### Stated exercise
Return all lines in the material below that contain "square".

Stored data entries:
== == ==

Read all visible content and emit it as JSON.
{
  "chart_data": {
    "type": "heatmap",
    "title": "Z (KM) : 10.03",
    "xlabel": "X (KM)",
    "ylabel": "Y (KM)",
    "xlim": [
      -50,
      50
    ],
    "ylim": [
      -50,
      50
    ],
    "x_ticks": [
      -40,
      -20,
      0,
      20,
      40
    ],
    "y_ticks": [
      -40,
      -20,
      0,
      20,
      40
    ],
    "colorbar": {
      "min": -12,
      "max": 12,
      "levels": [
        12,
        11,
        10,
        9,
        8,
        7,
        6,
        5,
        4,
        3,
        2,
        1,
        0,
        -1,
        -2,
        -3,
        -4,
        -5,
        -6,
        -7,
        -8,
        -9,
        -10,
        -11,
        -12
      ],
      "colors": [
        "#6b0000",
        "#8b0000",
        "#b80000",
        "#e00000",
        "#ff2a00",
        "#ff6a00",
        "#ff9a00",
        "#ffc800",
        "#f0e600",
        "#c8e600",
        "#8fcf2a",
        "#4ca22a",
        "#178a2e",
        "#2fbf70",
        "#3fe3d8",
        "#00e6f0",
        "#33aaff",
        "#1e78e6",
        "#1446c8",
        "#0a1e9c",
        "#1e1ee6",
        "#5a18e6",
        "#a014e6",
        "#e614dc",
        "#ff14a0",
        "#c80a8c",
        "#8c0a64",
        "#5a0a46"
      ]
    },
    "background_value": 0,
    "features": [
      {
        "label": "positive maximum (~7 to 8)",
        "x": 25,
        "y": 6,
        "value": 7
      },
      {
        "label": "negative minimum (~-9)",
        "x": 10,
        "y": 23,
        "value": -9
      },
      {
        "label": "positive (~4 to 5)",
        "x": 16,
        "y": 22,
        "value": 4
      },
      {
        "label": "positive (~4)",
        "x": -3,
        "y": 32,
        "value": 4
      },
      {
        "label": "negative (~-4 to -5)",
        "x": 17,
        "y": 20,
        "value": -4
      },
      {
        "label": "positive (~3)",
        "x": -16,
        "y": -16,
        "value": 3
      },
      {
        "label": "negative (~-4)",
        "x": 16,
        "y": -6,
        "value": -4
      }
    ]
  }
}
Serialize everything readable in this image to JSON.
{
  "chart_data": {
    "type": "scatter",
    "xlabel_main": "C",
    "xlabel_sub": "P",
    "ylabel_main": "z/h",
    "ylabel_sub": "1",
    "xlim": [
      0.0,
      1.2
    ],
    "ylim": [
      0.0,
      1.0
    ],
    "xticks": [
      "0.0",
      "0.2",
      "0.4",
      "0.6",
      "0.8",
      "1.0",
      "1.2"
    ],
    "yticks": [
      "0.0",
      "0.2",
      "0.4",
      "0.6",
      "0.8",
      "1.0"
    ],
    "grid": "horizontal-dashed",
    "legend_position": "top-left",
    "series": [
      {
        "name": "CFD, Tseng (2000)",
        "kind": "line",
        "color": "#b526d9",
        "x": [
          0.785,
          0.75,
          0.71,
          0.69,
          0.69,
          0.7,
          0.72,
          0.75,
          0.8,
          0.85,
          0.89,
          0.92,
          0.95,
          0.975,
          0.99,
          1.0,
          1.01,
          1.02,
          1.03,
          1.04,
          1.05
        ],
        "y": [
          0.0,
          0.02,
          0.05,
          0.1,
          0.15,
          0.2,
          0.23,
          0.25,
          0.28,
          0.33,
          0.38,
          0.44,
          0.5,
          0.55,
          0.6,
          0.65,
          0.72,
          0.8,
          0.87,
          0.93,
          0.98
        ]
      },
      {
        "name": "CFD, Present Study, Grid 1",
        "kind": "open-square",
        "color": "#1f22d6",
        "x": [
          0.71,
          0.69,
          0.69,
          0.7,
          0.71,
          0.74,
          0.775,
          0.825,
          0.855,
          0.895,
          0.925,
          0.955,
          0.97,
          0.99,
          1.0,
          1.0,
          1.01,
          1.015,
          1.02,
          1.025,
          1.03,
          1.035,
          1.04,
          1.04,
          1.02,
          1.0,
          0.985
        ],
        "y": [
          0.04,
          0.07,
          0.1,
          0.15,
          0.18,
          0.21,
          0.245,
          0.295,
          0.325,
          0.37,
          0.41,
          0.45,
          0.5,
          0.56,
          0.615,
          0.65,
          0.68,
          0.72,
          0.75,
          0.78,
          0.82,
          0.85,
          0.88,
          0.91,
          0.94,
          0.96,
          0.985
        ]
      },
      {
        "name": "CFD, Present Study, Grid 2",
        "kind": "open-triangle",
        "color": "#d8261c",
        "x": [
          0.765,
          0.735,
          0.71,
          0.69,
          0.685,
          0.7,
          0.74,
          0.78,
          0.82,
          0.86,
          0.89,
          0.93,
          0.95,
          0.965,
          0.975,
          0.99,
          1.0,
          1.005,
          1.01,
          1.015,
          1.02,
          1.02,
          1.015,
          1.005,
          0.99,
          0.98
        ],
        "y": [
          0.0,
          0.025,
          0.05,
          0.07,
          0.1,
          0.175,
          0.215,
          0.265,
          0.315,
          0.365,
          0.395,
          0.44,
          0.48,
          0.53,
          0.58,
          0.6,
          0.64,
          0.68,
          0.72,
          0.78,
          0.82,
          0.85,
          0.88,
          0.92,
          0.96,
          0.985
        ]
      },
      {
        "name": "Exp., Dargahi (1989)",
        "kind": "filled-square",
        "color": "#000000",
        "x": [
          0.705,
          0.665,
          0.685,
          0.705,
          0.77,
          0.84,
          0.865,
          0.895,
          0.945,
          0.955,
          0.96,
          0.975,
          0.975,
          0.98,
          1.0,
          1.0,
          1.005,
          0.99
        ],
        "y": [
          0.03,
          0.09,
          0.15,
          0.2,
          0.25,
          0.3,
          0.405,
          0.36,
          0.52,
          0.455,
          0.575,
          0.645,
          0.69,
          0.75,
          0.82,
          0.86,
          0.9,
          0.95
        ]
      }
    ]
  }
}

== == ==

### Response to this task
        "kind": "open-square",
        "kind": "filled-square",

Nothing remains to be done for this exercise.